Extracted data entries

—————

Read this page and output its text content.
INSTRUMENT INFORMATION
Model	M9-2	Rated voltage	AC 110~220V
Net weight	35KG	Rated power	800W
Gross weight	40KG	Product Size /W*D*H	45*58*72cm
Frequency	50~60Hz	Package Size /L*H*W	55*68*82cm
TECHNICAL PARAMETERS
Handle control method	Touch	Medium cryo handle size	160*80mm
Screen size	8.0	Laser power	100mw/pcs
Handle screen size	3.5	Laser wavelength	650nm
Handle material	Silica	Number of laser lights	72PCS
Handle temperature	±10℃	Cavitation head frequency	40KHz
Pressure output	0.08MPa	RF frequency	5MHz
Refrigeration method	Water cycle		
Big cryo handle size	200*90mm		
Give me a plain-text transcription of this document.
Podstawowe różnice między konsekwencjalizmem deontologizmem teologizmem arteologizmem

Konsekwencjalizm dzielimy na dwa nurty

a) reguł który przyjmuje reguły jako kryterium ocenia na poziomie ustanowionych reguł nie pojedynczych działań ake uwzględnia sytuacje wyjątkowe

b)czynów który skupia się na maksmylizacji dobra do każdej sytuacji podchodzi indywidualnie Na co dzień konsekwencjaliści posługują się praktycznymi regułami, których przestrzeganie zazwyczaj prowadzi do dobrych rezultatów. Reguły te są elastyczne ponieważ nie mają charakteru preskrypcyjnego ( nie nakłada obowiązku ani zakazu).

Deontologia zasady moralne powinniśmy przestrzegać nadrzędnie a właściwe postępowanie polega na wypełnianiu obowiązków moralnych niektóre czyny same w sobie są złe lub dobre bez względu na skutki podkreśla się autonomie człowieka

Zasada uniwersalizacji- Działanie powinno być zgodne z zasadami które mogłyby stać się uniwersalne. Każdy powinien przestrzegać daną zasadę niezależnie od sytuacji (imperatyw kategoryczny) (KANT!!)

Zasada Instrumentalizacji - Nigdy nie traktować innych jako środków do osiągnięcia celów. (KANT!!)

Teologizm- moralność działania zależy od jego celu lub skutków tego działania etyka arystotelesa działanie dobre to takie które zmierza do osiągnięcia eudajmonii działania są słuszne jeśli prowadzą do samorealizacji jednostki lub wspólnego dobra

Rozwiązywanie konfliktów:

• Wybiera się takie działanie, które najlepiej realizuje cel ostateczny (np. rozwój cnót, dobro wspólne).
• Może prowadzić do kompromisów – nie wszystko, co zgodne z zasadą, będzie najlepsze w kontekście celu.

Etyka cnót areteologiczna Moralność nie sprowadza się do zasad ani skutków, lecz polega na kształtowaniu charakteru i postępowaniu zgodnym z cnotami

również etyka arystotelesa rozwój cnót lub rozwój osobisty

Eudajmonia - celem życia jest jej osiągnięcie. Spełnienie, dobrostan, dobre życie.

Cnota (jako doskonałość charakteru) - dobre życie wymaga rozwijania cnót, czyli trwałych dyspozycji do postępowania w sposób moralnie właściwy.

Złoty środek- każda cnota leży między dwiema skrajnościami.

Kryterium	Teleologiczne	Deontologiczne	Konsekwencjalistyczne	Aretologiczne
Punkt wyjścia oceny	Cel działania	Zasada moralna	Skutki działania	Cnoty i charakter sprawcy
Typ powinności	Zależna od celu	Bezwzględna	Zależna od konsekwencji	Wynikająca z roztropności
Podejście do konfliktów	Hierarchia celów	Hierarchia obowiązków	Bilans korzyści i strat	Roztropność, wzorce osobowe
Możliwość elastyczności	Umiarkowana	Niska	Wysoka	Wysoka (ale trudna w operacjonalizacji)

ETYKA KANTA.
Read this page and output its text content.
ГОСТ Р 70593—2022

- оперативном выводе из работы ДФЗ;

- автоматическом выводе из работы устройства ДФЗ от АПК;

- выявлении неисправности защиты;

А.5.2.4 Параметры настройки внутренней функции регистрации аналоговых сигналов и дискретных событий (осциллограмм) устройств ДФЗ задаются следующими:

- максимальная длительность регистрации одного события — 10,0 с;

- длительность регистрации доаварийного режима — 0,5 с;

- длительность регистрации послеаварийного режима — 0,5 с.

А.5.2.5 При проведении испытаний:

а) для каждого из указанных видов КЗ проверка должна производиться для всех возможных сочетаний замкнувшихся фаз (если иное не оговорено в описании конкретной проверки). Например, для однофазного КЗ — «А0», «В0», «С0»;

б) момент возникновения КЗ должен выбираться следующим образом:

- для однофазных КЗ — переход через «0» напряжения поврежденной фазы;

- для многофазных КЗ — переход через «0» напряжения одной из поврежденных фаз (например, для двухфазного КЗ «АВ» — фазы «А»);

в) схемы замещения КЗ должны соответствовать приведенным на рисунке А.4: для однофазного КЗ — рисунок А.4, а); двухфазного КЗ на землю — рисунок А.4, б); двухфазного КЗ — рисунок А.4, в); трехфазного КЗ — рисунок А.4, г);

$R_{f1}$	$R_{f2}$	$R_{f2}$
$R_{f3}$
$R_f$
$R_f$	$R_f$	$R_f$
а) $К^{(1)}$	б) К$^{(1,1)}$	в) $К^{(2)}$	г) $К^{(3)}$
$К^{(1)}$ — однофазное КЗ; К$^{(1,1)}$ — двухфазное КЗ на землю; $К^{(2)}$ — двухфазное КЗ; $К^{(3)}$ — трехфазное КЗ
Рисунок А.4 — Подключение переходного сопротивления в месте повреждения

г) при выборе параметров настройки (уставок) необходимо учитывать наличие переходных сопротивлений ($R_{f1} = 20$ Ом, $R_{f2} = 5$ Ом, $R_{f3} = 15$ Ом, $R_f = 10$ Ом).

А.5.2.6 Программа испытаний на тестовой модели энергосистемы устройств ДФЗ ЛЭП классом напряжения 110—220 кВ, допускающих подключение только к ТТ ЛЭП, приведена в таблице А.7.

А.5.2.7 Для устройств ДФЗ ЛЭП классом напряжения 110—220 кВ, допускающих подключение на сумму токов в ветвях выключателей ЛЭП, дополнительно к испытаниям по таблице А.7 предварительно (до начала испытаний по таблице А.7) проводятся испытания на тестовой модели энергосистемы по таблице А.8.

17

—————

▸ **STATED TASK**
Find every line holding the word "cryo"; give their count and nothing else.

▸ **TASK RESPONSE**
2